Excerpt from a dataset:
━━━━━━━━━━━━━━━━

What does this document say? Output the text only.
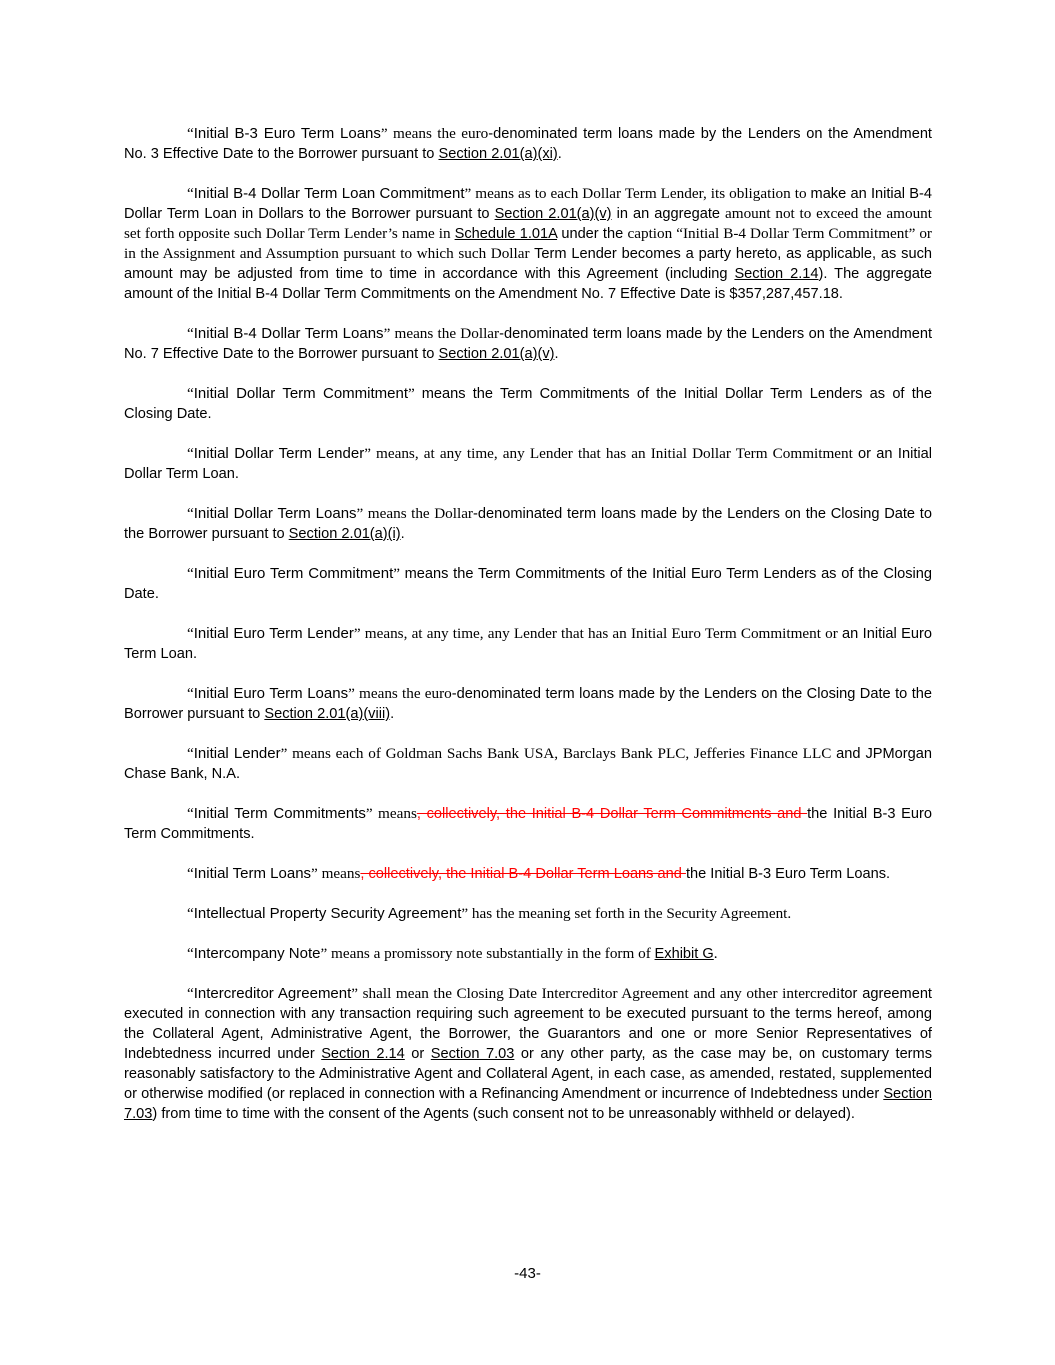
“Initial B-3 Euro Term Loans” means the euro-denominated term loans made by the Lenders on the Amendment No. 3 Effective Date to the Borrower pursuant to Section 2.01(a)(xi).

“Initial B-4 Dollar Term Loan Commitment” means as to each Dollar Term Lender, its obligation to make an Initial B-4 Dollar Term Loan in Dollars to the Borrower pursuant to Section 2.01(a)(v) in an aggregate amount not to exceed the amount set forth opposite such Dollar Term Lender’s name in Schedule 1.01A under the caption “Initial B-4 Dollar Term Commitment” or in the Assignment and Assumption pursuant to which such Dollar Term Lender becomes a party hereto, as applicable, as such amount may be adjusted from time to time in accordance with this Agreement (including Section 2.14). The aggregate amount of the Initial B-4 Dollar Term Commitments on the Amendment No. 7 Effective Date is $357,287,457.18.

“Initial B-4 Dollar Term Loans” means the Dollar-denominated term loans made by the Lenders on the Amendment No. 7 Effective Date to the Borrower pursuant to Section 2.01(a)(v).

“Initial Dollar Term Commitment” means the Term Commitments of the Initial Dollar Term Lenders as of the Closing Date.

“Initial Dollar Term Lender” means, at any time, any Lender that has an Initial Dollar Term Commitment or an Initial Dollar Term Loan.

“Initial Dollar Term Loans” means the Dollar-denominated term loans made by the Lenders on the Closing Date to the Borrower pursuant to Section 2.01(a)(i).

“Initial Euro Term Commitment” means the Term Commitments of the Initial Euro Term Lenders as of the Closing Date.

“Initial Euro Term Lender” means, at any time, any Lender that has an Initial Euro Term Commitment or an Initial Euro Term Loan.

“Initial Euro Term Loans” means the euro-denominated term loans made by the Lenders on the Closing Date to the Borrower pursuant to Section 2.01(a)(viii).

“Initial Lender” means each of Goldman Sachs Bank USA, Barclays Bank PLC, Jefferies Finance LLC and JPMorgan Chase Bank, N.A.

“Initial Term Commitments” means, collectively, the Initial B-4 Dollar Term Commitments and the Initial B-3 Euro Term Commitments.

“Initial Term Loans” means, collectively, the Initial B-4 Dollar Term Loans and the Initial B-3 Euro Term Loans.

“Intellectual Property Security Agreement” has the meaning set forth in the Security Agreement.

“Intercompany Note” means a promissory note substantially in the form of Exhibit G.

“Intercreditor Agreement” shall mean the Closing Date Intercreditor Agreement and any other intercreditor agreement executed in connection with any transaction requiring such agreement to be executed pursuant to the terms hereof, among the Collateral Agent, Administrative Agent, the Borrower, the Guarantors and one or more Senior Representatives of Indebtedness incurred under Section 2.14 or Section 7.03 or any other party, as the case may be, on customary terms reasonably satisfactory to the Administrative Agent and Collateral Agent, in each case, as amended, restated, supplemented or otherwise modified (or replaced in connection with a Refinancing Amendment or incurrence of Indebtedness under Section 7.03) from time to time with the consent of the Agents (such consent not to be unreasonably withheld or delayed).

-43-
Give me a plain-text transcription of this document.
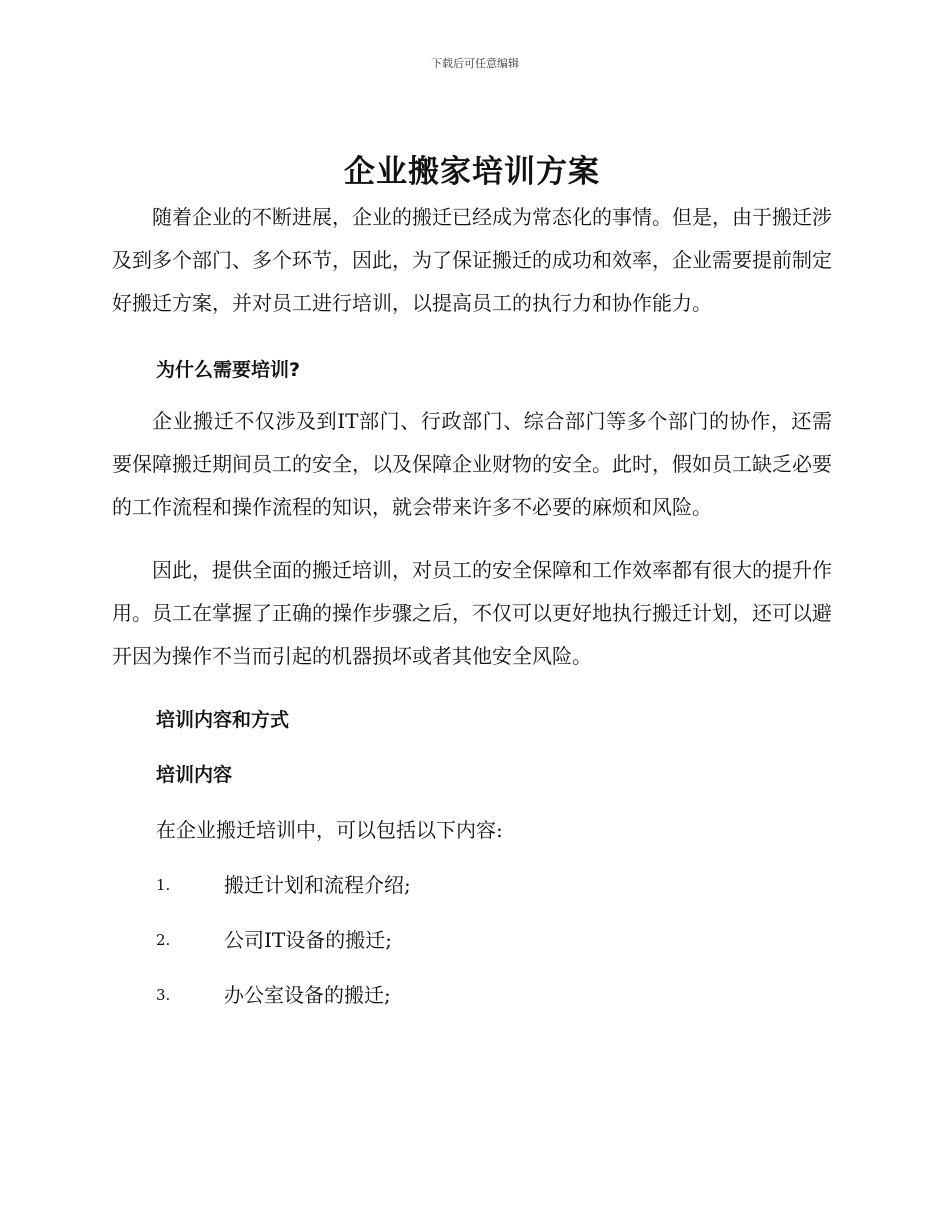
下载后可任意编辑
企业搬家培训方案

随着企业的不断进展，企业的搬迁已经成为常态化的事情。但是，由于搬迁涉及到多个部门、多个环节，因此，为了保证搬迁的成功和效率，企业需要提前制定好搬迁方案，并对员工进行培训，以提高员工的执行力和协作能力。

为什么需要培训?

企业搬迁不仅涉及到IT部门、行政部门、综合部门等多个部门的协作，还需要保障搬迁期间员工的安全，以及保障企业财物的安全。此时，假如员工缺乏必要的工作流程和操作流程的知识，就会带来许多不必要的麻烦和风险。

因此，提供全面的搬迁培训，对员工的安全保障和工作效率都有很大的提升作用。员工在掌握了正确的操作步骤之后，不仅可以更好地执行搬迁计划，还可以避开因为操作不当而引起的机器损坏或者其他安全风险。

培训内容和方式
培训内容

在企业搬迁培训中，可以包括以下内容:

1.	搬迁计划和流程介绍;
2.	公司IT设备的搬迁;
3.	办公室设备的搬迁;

━━━━━━━━━━━━━━━━

== Exercise objective ==
Omit pictures; set down the rest of the material word for word.

== Reply to the task ==
What does this document say? Output the text only.
“Initial B-3 Euro Term Loans” means the euro-denominated term loans made by the Lenders on the Amendment No. 3 Effective Date to the Borrower pursuant to Section 2.01(a)(xi).

“Initial B-4 Dollar Term Loan Commitment” means as to each Dollar Term Lender, its obligation to make an Initial B-4 Dollar Term Loan in Dollars to the Borrower pursuant to Section 2.01(a)(v) in an aggregate amount not to exceed the amount set forth opposite such Dollar Term Lender’s name in Schedule 1.01A under the caption “Initial B-4 Dollar Term Commitment” or in the Assignment and Assumption pursuant to which such Dollar Term Lender becomes a party hereto, as applicable, as such amount may be adjusted from time to time in accordance with this Agreement (including Section 2.14). The aggregate amount of the Initial B-4 Dollar Term Commitments on the Amendment No. 7 Effective Date is $357,287,457.18.

“Initial B-4 Dollar Term Loans” means the Dollar-denominated term loans made by the Lenders on the Amendment No. 7 Effective Date to the Borrower pursuant to Section 2.01(a)(v).

“Initial Dollar Term Commitment” means the Term Commitments of the Initial Dollar Term Lenders as of the Closing Date.

“Initial Dollar Term Lender” means, at any time, any Lender that has an Initial Dollar Term Commitment or an Initial Dollar Term Loan.

“Initial Dollar Term Loans” means the Dollar-denominated term loans made by the Lenders on the Closing Date to the Borrower pursuant to Section 2.01(a)(i).

“Initial Euro Term Commitment” means the Term Commitments of the Initial Euro Term Lenders as of the Closing Date.

“Initial Euro Term Lender” means, at any time, any Lender that has an Initial Euro Term Commitment or an Initial Euro Term Loan.

“Initial Euro Term Loans” means the euro-denominated term loans made by the Lenders on the Closing Date to the Borrower pursuant to Section 2.01(a)(viii).

“Initial Lender” means each of Goldman Sachs Bank USA, Barclays Bank PLC, Jefferies Finance LLC and JPMorgan Chase Bank, N.A.

“Initial Term Commitments” means, collectively, the Initial B-4 Dollar Term Commitments and the Initial B-3 Euro Term Commitments.

“Initial Term Loans” means, collectively, the Initial B-4 Dollar Term Loans and the Initial B-3 Euro Term Loans.

“Intellectual Property Security Agreement” has the meaning set forth in the Security Agreement.

“Intercompany Note” means a promissory note substantially in the form of Exhibit G.

“Intercreditor Agreement” shall mean the Closing Date Intercreditor Agreement and any other intercreditor agreement executed in connection with any transaction requiring such agreement to be executed pursuant to the terms hereof, among the Collateral Agent, Administrative Agent, the Borrower, the Guarantors and one or more Senior Representatives of Indebtedness incurred under Section 2.14 or Section 7.03 or any other party, as the case may be, on customary terms reasonably satisfactory to the Administrative Agent and Collateral Agent, in each case, as amended, restated, supplemented or otherwise modified (or replaced in connection with a Refinancing Amendment or incurrence of Indebtedness under Section 7.03) from time to time with the consent of the Agents (such consent not to be unreasonably withheld or delayed).

-43-
Give me a plain-text transcription of this document.
下载后可任意编辑
企业搬家培训方案

随着企业的不断进展，企业的搬迁已经成为常态化的事情。但是，由于搬迁涉及到多个部门、多个环节，因此，为了保证搬迁的成功和效率，企业需要提前制定好搬迁方案，并对员工进行培训，以提高员工的执行力和协作能力。

为什么需要培训?

企业搬迁不仅涉及到IT部门、行政部门、综合部门等多个部门的协作，还需要保障搬迁期间员工的安全，以及保障企业财物的安全。此时，假如员工缺乏必要的工作流程和操作流程的知识，就会带来许多不必要的麻烦和风险。

因此，提供全面的搬迁培训，对员工的安全保障和工作效率都有很大的提升作用。员工在掌握了正确的操作步骤之后，不仅可以更好地执行搬迁计划，还可以避开因为操作不当而引起的机器损坏或者其他安全风险。

培训内容和方式
培训内容

在企业搬迁培训中，可以包括以下内容:

1.	搬迁计划和流程介绍;
2.	公司IT设备的搬迁;
3.	办公室设备的搬迁;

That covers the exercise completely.